**DIRECTIONS:**
Your task is to repeat the entries word for word while leaving out the pictures.

** Begin DATA PROVIDED **

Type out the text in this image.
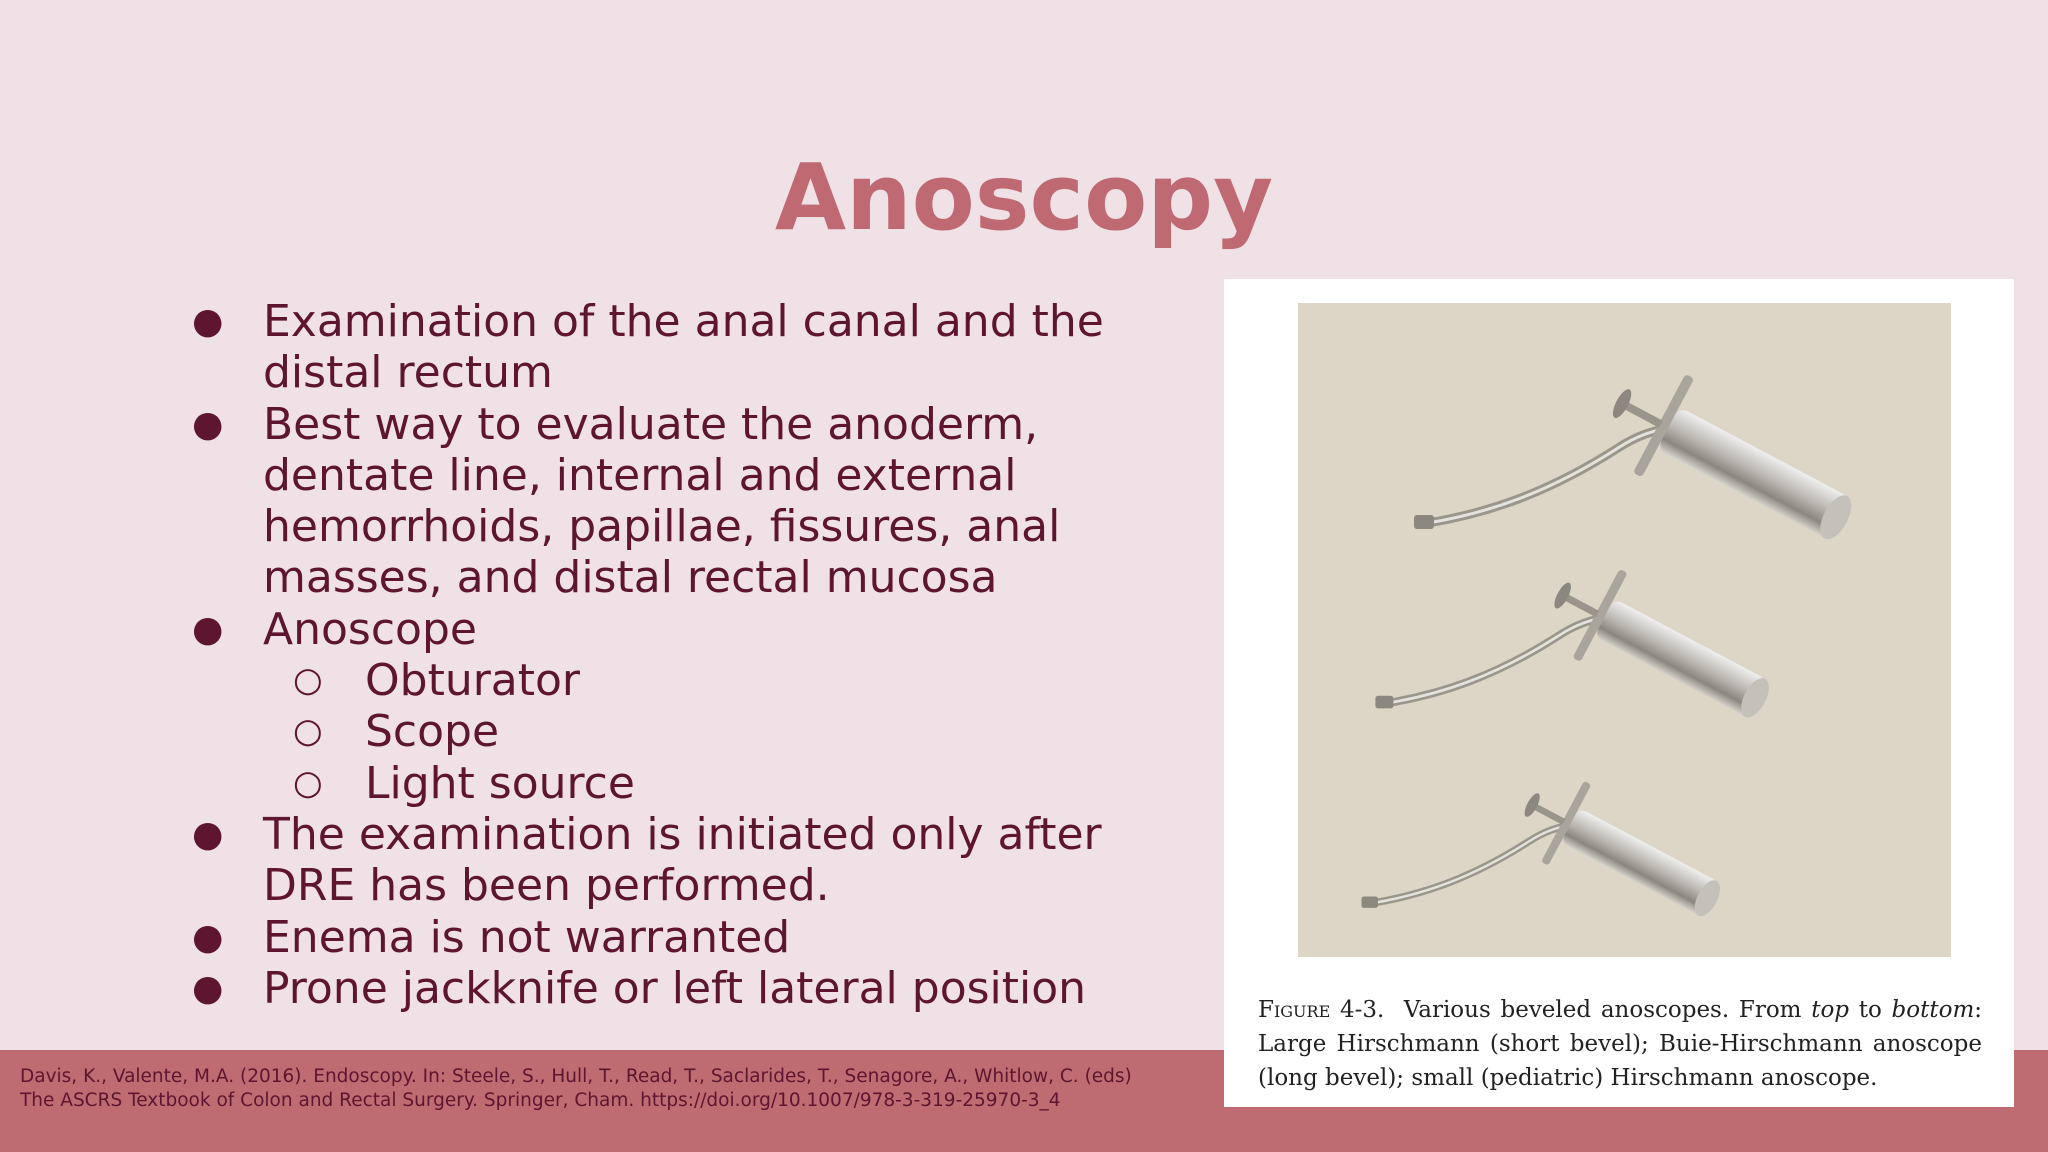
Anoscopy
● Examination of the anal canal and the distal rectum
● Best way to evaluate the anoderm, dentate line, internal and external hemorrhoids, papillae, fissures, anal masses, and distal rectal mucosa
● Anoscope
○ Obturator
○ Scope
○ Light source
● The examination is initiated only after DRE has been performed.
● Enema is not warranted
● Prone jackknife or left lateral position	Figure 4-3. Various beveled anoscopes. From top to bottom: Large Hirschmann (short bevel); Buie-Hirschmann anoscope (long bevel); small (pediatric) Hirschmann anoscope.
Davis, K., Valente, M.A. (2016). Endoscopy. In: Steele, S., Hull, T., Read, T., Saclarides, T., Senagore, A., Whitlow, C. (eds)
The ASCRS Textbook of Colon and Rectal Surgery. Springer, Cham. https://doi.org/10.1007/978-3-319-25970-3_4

** End DATA PROVIDED **

**TASK RESULT:**
Type out the text in this image.
Anoscopy
● Examination of the anal canal and the distal rectum
● Best way to evaluate the anoderm, dentate line, internal and external hemorrhoids, papillae, fissures, anal masses, and distal rectal mucosa
● Anoscope
○ Obturator
○ Scope
○ Light source
● The examination is initiated only after DRE has been performed.
● Enema is not warranted
● Prone jackknife or left lateral position	Figure 4-3. Various beveled anoscopes. From top to bottom: Large Hirschmann (short bevel); Buie-Hirschmann anoscope (long bevel); small (pediatric) Hirschmann anoscope.
Davis, K., Valente, M.A. (2016). Endoscopy. In: Steele, S., Hull, T., Read, T., Saclarides, T., Senagore, A., Whitlow, C. (eds)
The ASCRS Textbook of Colon and Rectal Surgery. Springer, Cham. https://doi.org/10.1007/978-3-319-25970-3_4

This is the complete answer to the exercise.